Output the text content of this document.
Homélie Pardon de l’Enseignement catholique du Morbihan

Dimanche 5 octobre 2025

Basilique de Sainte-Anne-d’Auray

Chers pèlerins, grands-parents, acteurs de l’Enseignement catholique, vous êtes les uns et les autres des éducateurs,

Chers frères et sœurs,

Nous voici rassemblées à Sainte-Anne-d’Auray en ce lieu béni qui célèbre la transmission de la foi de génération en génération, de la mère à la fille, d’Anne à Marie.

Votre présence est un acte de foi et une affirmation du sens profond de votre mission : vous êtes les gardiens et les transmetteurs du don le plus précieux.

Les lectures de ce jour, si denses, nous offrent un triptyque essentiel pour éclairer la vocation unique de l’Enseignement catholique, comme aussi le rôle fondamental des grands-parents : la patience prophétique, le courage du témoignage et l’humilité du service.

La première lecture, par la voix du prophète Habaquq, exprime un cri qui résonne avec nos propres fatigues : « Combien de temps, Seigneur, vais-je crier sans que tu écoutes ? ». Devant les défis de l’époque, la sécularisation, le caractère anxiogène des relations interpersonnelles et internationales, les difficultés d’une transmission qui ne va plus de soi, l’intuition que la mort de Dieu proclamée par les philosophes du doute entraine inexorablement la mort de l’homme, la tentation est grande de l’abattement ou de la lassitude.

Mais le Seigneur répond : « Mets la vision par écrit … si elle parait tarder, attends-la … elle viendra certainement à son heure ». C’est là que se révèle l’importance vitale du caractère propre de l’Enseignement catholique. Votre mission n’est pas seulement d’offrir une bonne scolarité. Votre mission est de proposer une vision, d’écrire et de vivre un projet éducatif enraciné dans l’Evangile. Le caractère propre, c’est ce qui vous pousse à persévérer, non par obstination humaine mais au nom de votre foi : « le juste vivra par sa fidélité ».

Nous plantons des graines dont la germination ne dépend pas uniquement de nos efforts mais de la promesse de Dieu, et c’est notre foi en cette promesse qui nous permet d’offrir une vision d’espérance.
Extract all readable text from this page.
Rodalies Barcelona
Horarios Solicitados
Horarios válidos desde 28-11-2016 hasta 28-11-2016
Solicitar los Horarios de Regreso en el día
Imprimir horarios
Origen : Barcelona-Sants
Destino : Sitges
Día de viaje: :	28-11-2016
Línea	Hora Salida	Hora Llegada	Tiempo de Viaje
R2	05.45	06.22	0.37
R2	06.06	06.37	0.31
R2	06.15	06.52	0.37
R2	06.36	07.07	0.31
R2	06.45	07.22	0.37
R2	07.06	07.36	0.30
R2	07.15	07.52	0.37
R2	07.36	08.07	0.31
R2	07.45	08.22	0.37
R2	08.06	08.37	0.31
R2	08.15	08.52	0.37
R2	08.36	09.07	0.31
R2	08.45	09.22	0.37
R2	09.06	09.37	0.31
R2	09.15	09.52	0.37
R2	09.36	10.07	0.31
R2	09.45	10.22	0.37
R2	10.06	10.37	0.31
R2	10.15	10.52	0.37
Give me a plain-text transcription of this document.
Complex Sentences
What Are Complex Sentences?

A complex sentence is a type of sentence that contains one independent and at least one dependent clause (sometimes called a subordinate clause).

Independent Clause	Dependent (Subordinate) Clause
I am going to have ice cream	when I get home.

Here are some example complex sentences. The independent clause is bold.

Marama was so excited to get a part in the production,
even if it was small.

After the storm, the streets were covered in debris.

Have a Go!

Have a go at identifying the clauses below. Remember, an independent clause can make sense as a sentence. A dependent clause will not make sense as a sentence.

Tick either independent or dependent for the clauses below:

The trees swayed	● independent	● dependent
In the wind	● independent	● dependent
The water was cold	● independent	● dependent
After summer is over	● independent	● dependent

----

WORK TO DO:
Extract the full listing and reproduce each line exactly.

RESULT BELOW:
Output the text content of this document.
Homélie Pardon de l’Enseignement catholique du Morbihan

Dimanche 5 octobre 2025

Basilique de Sainte-Anne-d’Auray

Chers pèlerins, grands-parents, acteurs de l’Enseignement catholique, vous êtes les uns et les autres des éducateurs,

Chers frères et sœurs,

Nous voici rassemblées à Sainte-Anne-d’Auray en ce lieu béni qui célèbre la transmission de la foi de génération en génération, de la mère à la fille, d’Anne à Marie.

Votre présence est un acte de foi et une affirmation du sens profond de votre mission : vous êtes les gardiens et les transmetteurs du don le plus précieux.

Les lectures de ce jour, si denses, nous offrent un triptyque essentiel pour éclairer la vocation unique de l’Enseignement catholique, comme aussi le rôle fondamental des grands-parents : la patience prophétique, le courage du témoignage et l’humilité du service.

La première lecture, par la voix du prophète Habaquq, exprime un cri qui résonne avec nos propres fatigues : « Combien de temps, Seigneur, vais-je crier sans que tu écoutes ? ». Devant les défis de l’époque, la sécularisation, le caractère anxiogène des relations interpersonnelles et internationales, les difficultés d’une transmission qui ne va plus de soi, l’intuition que la mort de Dieu proclamée par les philosophes du doute entraine inexorablement la mort de l’homme, la tentation est grande de l’abattement ou de la lassitude.

Mais le Seigneur répond : « Mets la vision par écrit … si elle parait tarder, attends-la … elle viendra certainement à son heure ». C’est là que se révèle l’importance vitale du caractère propre de l’Enseignement catholique. Votre mission n’est pas seulement d’offrir une bonne scolarité. Votre mission est de proposer une vision, d’écrire et de vivre un projet éducatif enraciné dans l’Evangile. Le caractère propre, c’est ce qui vous pousse à persévérer, non par obstination humaine mais au nom de votre foi : « le juste vivra par sa fidélité ».

Nous plantons des graines dont la germination ne dépend pas uniquement de nos efforts mais de la promesse de Dieu, et c’est notre foi en cette promesse qui nous permet d’offrir une vision d’espérance.
Extract all readable text from this page.
Rodalies Barcelona
Horarios Solicitados
Horarios válidos desde 28-11-2016 hasta 28-11-2016
Solicitar los Horarios de Regreso en el día
Imprimir horarios
Origen : Barcelona-Sants
Destino : Sitges
Día de viaje: :	28-11-2016
Línea	Hora Salida	Hora Llegada	Tiempo de Viaje
R2	05.45	06.22	0.37
R2	06.06	06.37	0.31
R2	06.15	06.52	0.37
R2	06.36	07.07	0.31
R2	06.45	07.22	0.37
R2	07.06	07.36	0.30
R2	07.15	07.52	0.37
R2	07.36	08.07	0.31
R2	07.45	08.22	0.37
R2	08.06	08.37	0.31
R2	08.15	08.52	0.37
R2	08.36	09.07	0.31
R2	08.45	09.22	0.37
R2	09.06	09.37	0.31
R2	09.15	09.52	0.37
R2	09.36	10.07	0.31
R2	09.45	10.22	0.37
R2	10.06	10.37	0.31
R2	10.15	10.52	0.37
Give me a plain-text transcription of this document.
Complex Sentences
What Are Complex Sentences?

A complex sentence is a type of sentence that contains one independent and at least one dependent clause (sometimes called a subordinate clause).

Independent Clause	Dependent (Subordinate) Clause
I am going to have ice cream	when I get home.

Here are some example complex sentences. The independent clause is bold.

Marama was so excited to get a part in the production,
even if it was small.

After the storm, the streets were covered in debris.

Have a Go!

Have a go at identifying the clauses below. Remember, an independent clause can make sense as a sentence. A dependent clause will not make sense as a sentence.

Tick either independent or dependent for the clauses below:

The trees swayed	● independent	● dependent
In the wind	● independent	● dependent
The water was cold	● independent	● dependent
After summer is over	● independent	● dependent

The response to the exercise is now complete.